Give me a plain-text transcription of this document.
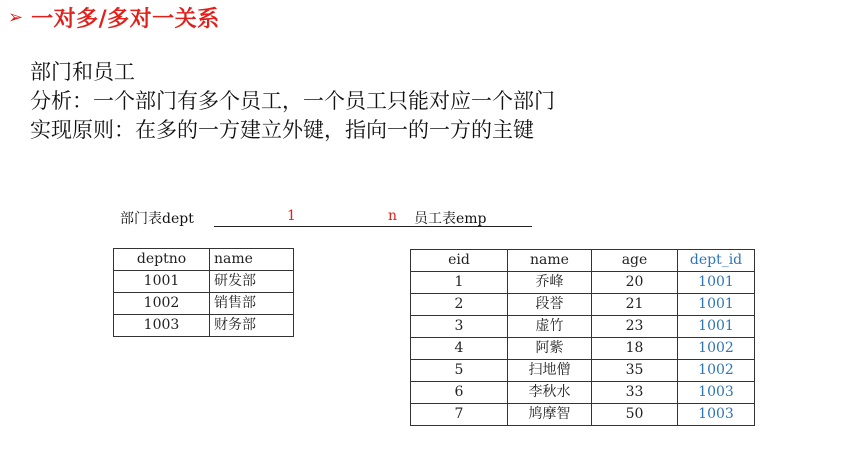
➢ 一对多/多对一关系
部门和员工
分析：一个部门有多个员工，一个员工只能对应一个部门
实现原则：在多的一方建立外键，指向一的一方的主键
部门表dept	1	n 员工表emp
deptno	name
1001	研发部
1002	销售部
1003	财务部
eid	name	age	dept_id
1	乔峰	20	1001
2	段誉	21	1001
3	虚竹	23	1001
4	阿紫	18	1002
5	扫地僧	35	1002
6	李秋水	33	1003
7	鸠摩智	50	1003
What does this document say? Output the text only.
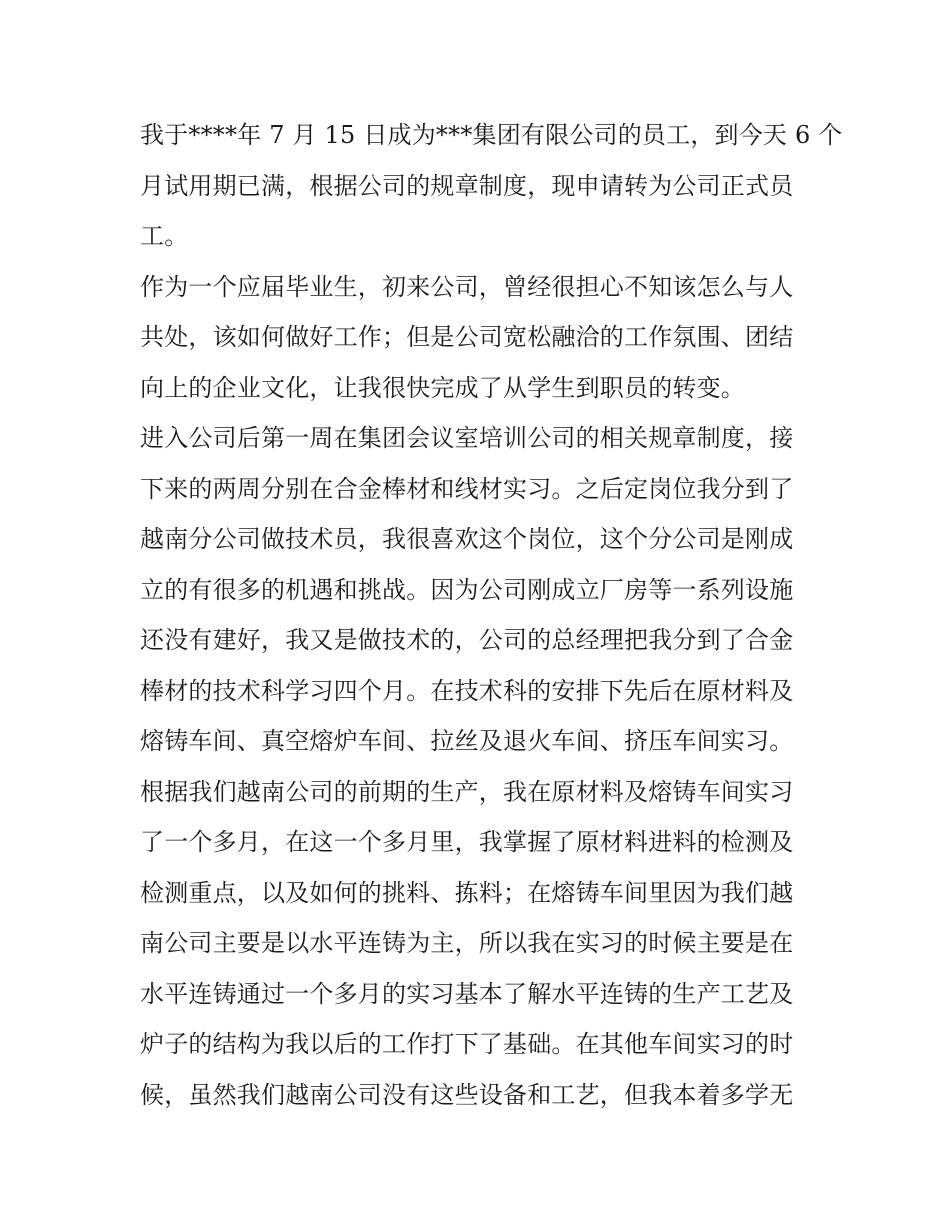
我于****年 7 月 15 日成为***集团有限公司的员工，到今天 6 个
月试用期已满，根据公司的规章制度，现申请转为公司正式员
工。
作为一个应届毕业生，初来公司，曾经很担心不知该怎么与人
共处，该如何做好工作；但是公司宽松融洽的工作氛围、团结
向上的企业文化，让我很快完成了从学生到职员的转变。
进入公司后第一周在集团会议室培训公司的相关规章制度，接
下来的两周分别在合金棒材和线材实习。之后定岗位我分到了
越南分公司做技术员，我很喜欢这个岗位，这个分公司是刚成
立的有很多的机遇和挑战。因为公司刚成立厂房等一系列设施
还没有建好，我又是做技术的，公司的总经理把我分到了合金
棒材的技术科学习四个月。在技术科的安排下先后在原材料及
熔铸车间、真空熔炉车间、拉丝及退火车间、挤压车间实习。
根据我们越南公司的前期的生产，我在原材料及熔铸车间实习
了一个多月，在这一个多月里，我掌握了原材料进料的检测及
检测重点，以及如何的挑料、拣料；在熔铸车间里因为我们越
南公司主要是以水平连铸为主，所以我在实习的时候主要是在
水平连铸通过一个多月的实习基本了解水平连铸的生产工艺及
炉子的结构为我以后的工作打下了基础。在其他车间实习的时
候，虽然我们越南公司没有这些设备和工艺，但我本着多学无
--------------------------------
● What this task involves
Scan the records for the string "text". Copy each line in which it appears.

● Exercise response
Give me a plain-text transcription of this document.
What does this document say? Output the text only.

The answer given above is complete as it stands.